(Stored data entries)
════
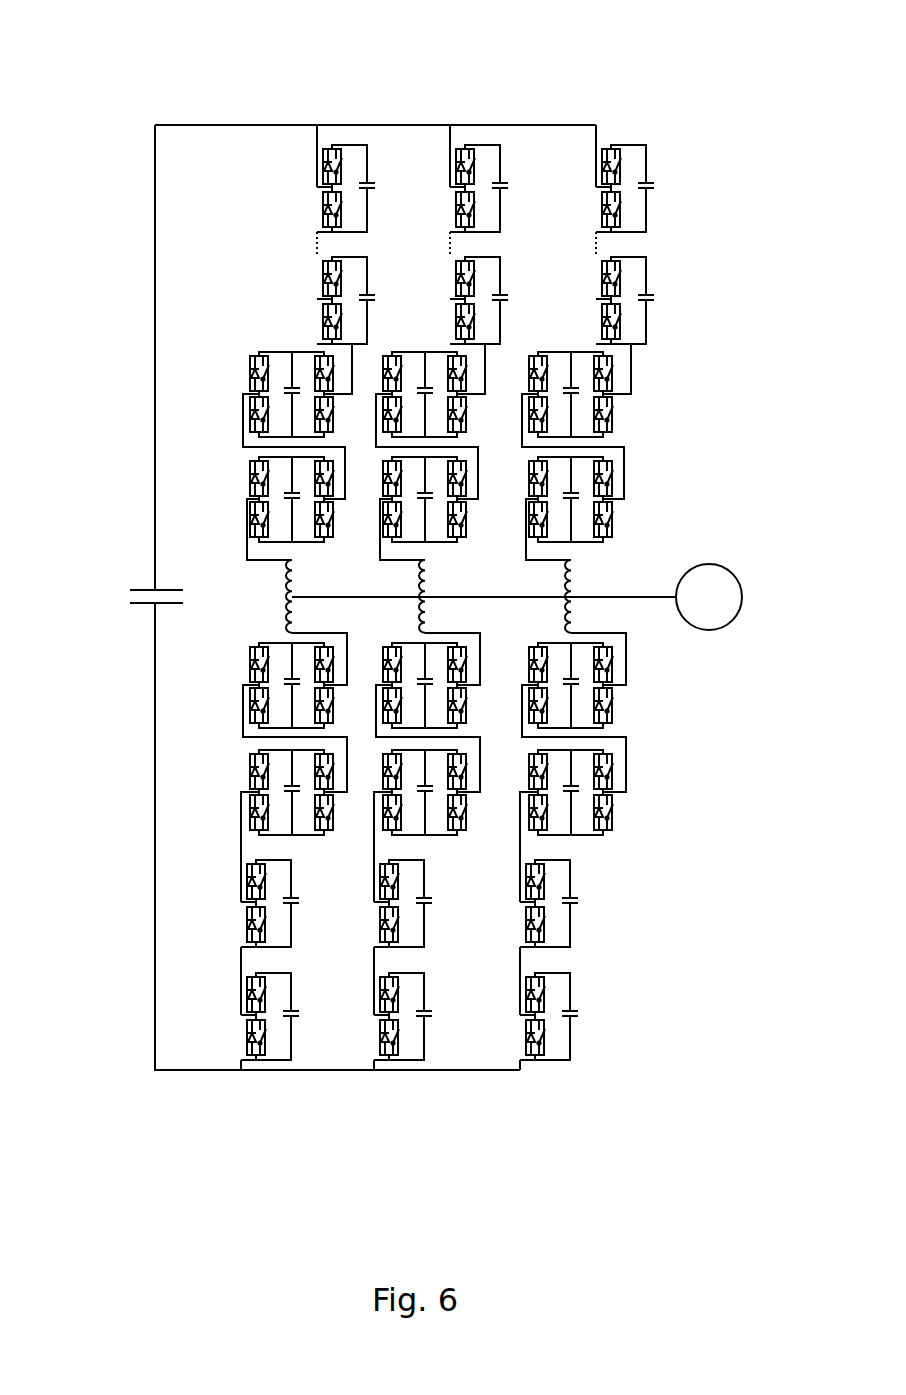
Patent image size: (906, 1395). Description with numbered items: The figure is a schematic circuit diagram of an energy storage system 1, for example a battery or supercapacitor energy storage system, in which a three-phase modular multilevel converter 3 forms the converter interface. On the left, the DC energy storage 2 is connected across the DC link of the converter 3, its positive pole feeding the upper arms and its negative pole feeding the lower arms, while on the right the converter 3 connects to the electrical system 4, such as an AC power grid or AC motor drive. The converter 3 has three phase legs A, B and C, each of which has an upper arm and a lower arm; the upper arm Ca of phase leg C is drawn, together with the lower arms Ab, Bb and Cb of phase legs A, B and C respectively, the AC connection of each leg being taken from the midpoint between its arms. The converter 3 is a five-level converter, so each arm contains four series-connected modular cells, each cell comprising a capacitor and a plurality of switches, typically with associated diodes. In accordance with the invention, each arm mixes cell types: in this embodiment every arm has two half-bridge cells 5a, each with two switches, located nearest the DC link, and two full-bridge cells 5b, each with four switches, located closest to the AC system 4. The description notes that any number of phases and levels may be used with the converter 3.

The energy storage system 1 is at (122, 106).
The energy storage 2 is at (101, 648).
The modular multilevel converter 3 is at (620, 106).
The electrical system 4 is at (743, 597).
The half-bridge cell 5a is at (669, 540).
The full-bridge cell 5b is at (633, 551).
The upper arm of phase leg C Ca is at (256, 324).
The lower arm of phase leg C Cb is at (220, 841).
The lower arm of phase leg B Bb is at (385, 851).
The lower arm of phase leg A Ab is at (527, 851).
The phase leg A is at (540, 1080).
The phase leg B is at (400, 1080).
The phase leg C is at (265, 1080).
════
#### [Problem details]
Write the entries above out again exactly, omitting each image.

#### [Solution for this task]
Patent image size: (906, 1395). Description with numbered items: The figure is a schematic circuit diagram of an energy storage system 1, for example a battery or supercapacitor energy storage system, in which a three-phase modular multilevel converter 3 forms the converter interface. On the left, the DC energy storage 2 is connected across the DC link of the converter 3, its positive pole feeding the upper arms and its negative pole feeding the lower arms, while on the right the converter 3 connects to the electrical system 4, such as an AC power grid or AC motor drive. The converter 3 has three phase legs A, B and C, each of which has an upper arm and a lower arm; the upper arm Ca of phase leg C is drawn, together with the lower arms Ab, Bb and Cb of phase legs A, B and C respectively, the AC connection of each leg being taken from the midpoint between its arms. The converter 3 is a five-level converter, so each arm contains four series-connected modular cells, each cell comprising a capacitor and a plurality of switches, typically with associated diodes. In accordance with the invention, each arm mixes cell types: in this embodiment every arm has two half-bridge cells 5a, each with two switches, located nearest the DC link, and two full-bridge cells 5b, each with four switches, located closest to the AC system 4. The description notes that any number of phases and levels may be used with the converter 3.

The energy storage system 1 is at (122, 106).
The energy storage 2 is at (101, 648).
The modular multilevel converter 3 is at (620, 106).
The electrical system 4 is at (743, 597).
The half-bridge cell 5a is at (669, 540).
The full-bridge cell 5b is at (633, 551).
The upper arm of phase leg C Ca is at (256, 324).
The lower arm of phase leg C Cb is at (220, 841).
The lower arm of phase leg B Bb is at (385, 851).
The lower arm of phase leg A Ab is at (527, 851).
The phase leg A is at (540, 1080).
The phase leg B is at (400, 1080).
The phase leg C is at (265, 1080).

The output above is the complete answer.